Drop all images and give the records again exactly.

[Stored records]

··········

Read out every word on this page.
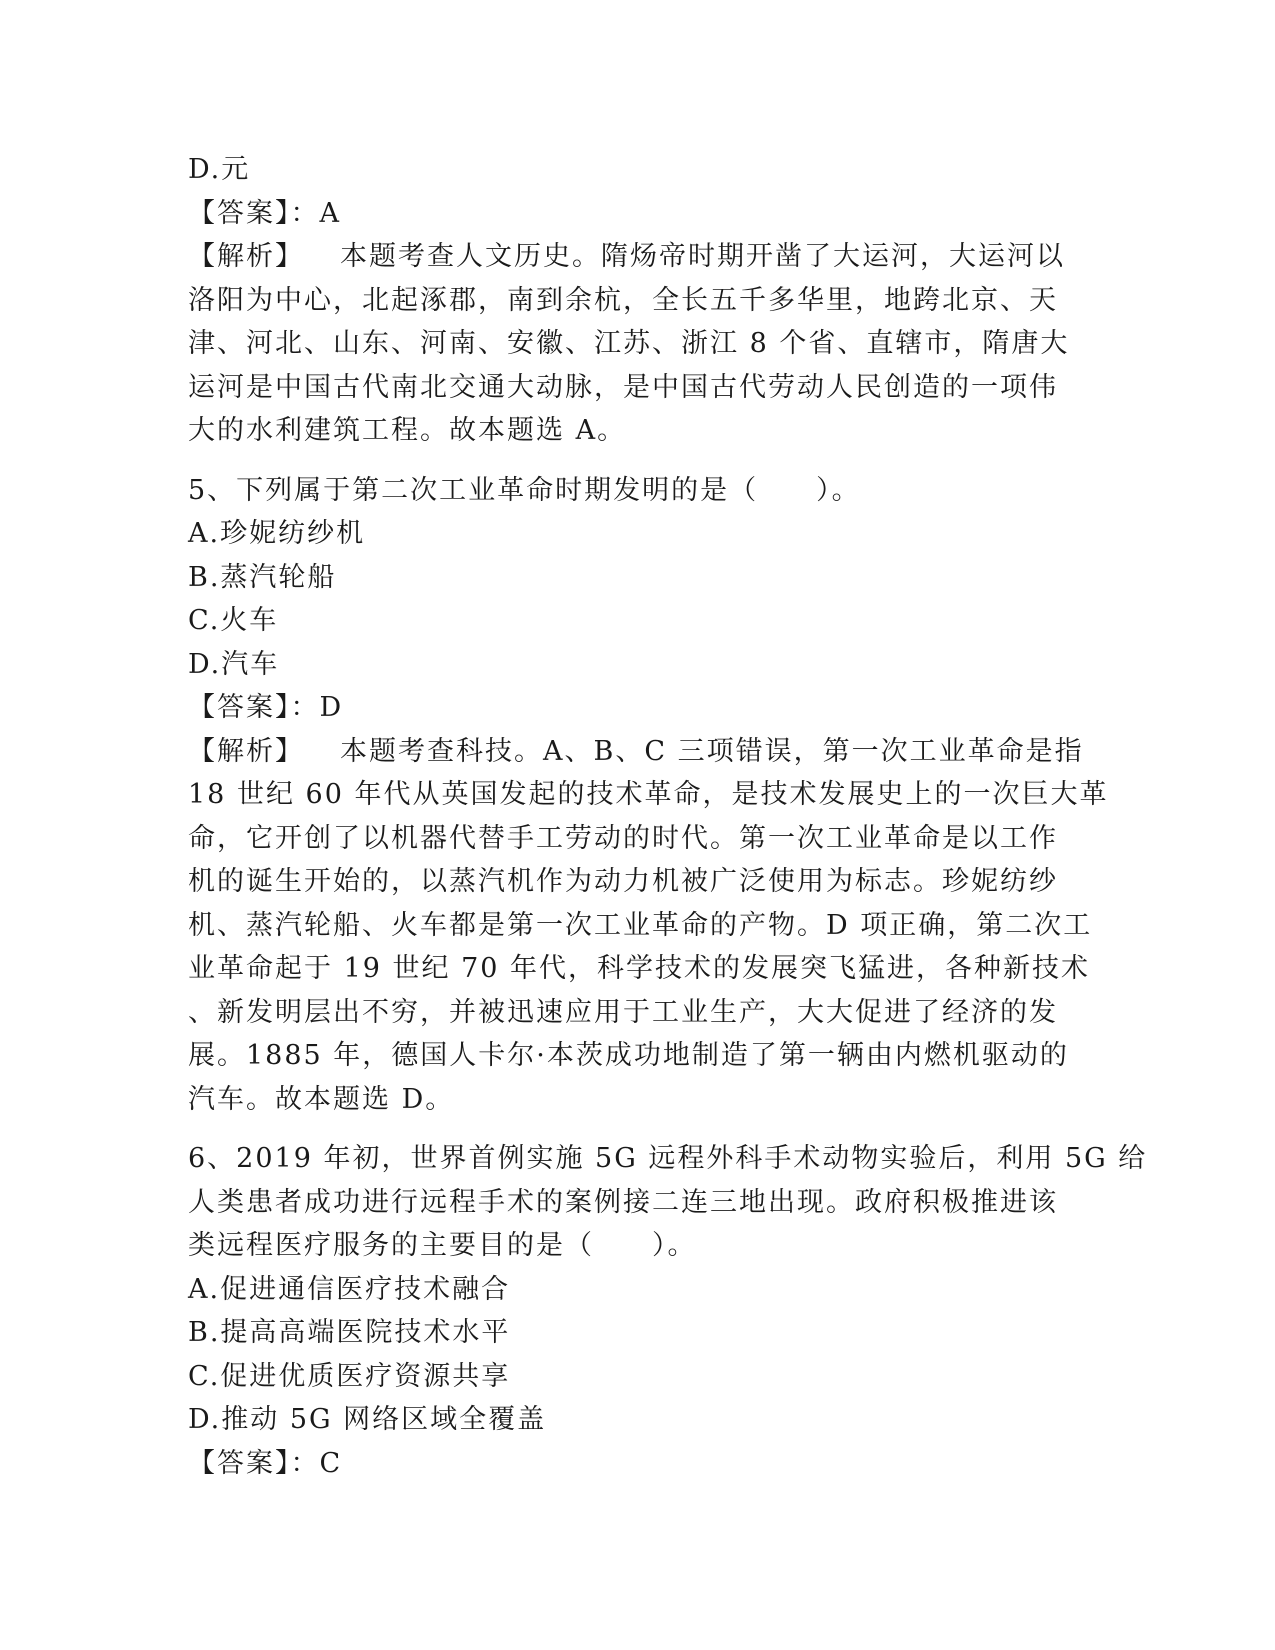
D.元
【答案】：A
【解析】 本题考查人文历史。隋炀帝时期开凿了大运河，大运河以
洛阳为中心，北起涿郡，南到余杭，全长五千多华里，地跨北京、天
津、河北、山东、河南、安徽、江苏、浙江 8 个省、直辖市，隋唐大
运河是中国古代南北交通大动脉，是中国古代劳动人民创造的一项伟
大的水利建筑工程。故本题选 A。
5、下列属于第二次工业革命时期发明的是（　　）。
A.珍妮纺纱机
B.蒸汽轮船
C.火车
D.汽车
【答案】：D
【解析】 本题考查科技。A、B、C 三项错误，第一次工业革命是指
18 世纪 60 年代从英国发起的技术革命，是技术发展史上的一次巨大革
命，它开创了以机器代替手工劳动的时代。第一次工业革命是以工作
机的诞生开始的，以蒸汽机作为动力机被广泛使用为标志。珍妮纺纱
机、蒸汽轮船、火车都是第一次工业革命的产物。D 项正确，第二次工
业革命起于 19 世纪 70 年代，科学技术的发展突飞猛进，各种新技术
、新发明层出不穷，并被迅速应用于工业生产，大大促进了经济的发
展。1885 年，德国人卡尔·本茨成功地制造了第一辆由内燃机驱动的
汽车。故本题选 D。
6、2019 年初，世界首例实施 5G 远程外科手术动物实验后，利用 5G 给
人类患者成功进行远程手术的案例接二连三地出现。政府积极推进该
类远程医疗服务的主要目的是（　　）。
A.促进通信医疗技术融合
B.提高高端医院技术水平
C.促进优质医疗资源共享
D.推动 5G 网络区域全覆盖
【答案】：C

··········

→ COMPLETE RESPONSE:
Read out every word on this page.
D.元
【答案】：A
【解析】 本题考查人文历史。隋炀帝时期开凿了大运河，大运河以
洛阳为中心，北起涿郡，南到余杭，全长五千多华里，地跨北京、天
津、河北、山东、河南、安徽、江苏、浙江 8 个省、直辖市，隋唐大
运河是中国古代南北交通大动脉，是中国古代劳动人民创造的一项伟
大的水利建筑工程。故本题选 A。
5、下列属于第二次工业革命时期发明的是（　　）。
A.珍妮纺纱机
B.蒸汽轮船
C.火车
D.汽车
【答案】：D
【解析】 本题考查科技。A、B、C 三项错误，第一次工业革命是指
18 世纪 60 年代从英国发起的技术革命，是技术发展史上的一次巨大革
命，它开创了以机器代替手工劳动的时代。第一次工业革命是以工作
机的诞生开始的，以蒸汽机作为动力机被广泛使用为标志。珍妮纺纱
机、蒸汽轮船、火车都是第一次工业革命的产物。D 项正确，第二次工
业革命起于 19 世纪 70 年代，科学技术的发展突飞猛进，各种新技术
、新发明层出不穷，并被迅速应用于工业生产，大大促进了经济的发
展。1885 年，德国人卡尔·本茨成功地制造了第一辆由内燃机驱动的
汽车。故本题选 D。
6、2019 年初，世界首例实施 5G 远程外科手术动物实验后，利用 5G 给
人类患者成功进行远程手术的案例接二连三地出现。政府积极推进该
类远程医疗服务的主要目的是（　　）。
A.促进通信医疗技术融合
B.提高高端医院技术水平
C.促进优质医疗资源共享
D.推动 5G 网络区域全覆盖
【答案】：C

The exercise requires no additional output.